(EXERCISE GOAL): Search the material below for the word "image" and copy every line in which it occurs.

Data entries
## BEGIN
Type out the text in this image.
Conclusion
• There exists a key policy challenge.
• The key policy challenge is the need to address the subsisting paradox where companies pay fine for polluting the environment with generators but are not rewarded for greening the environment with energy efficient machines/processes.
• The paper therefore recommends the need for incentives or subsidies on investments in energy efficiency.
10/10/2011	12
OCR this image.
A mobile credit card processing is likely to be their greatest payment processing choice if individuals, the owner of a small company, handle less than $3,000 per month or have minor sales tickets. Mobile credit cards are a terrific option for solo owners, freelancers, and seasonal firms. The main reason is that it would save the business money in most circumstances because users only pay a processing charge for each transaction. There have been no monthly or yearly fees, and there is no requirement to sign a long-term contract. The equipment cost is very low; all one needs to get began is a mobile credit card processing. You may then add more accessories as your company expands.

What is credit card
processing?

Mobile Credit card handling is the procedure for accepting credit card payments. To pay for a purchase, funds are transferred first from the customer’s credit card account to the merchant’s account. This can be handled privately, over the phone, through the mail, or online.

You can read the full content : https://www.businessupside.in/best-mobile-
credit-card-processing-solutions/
## END
(TASK RESULT):
Type out the text in this image.
OCR this image.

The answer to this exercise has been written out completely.